GOAL OF THE EXERCISE:
From the listing below, pick out each line with the word "Toronto".

DATA SHOWN:
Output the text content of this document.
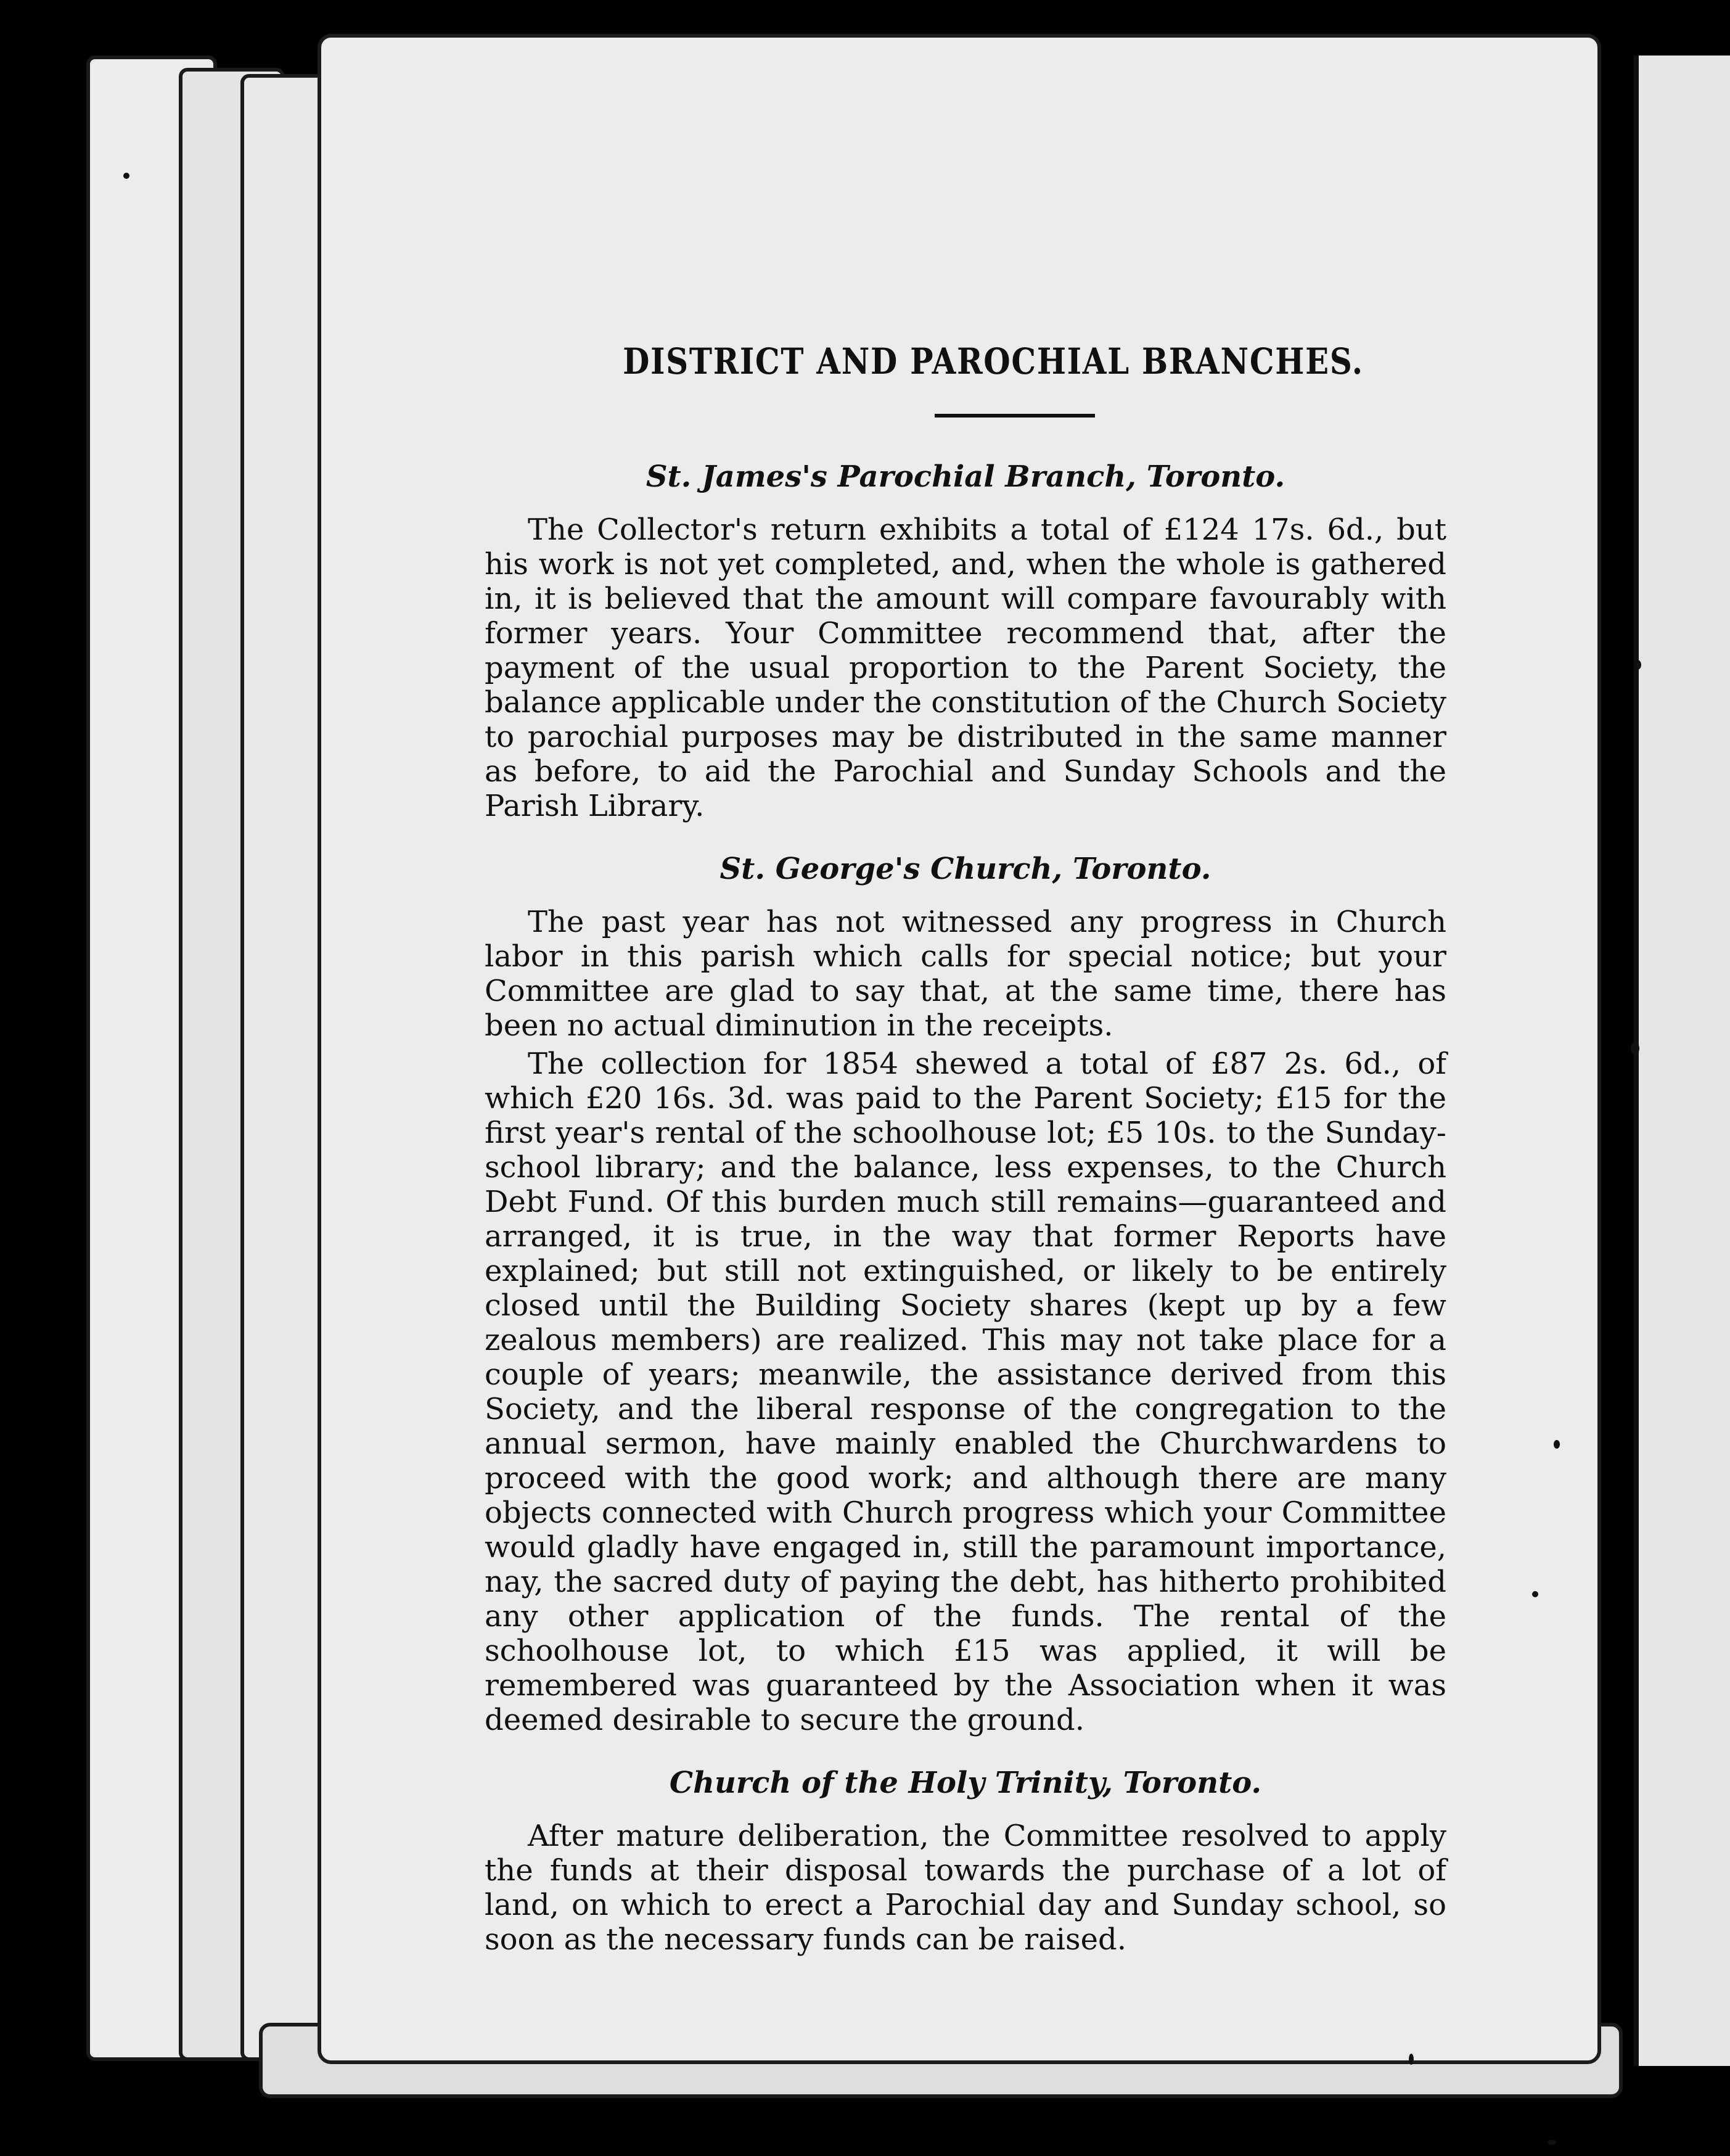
DISTRICT AND PAROCHIAL BRANCHES.
St. James's Parochial Branch, Toronto.

The Collector's return exhibits a total of £124 17s. 6d., but his work is not yet completed, and, when the whole is gathered in, it is believed that the amount will compare favourably with former years. Your Committee recommend that, after the payment of the usual proportion to the Parent Society, the balance applicable under the constitution of the Church Society to parochial purposes may be distributed in the same manner as before, to aid the Parochial and Sunday Schools and the Parish Library.

St. George's Church, Toronto.

The past year has not witnessed any progress in Church labor in this parish which calls for special notice; but your Committee are glad to say that, at the same time, there has been no actual diminution in the receipts.

The collection for 1854 shewed a total of £87 2s. 6d., of which £20 16s. 3d. was paid to the Parent Society; £15 for the first year's rental of the schoolhouse lot; £5 10s. to the Sunday-school library; and the balance, less expenses, to the Church Debt Fund. Of this burden much still remains—guaranteed and arranged, it is true, in the way that former Reports have explained; but still not extinguished, or likely to be entirely closed until the Building Society shares (kept up by a few zealous members) are realized. This may not take place for a couple of years; meanwile, the assistance derived from this Society, and the liberal response of the congregation to the annual sermon, have mainly enabled the Churchwardens to proceed with the good work; and although there are many objects connected with Church progress which your Committee would gladly have engaged in, still the paramount importance, nay, the sacred duty of paying the debt, has hitherto prohibited any other application of the funds. The rental of the schoolhouse lot, to which £15 was applied, it will be remembered was guaranteed by the Association when it was deemed desirable to secure the ground.

Church of the Holy Trinity, Toronto.

After mature deliberation, the Committee resolved to apply the funds at their disposal towards the purchase of a lot of land, on which to erect a Parochial day and Sunday school, so soon as the necessary funds can be raised.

CORRECT ANSWER:
St. James's Parochial Branch, Toronto.
St. George's Church, Toronto.
Church of the Holy Trinity, Toronto.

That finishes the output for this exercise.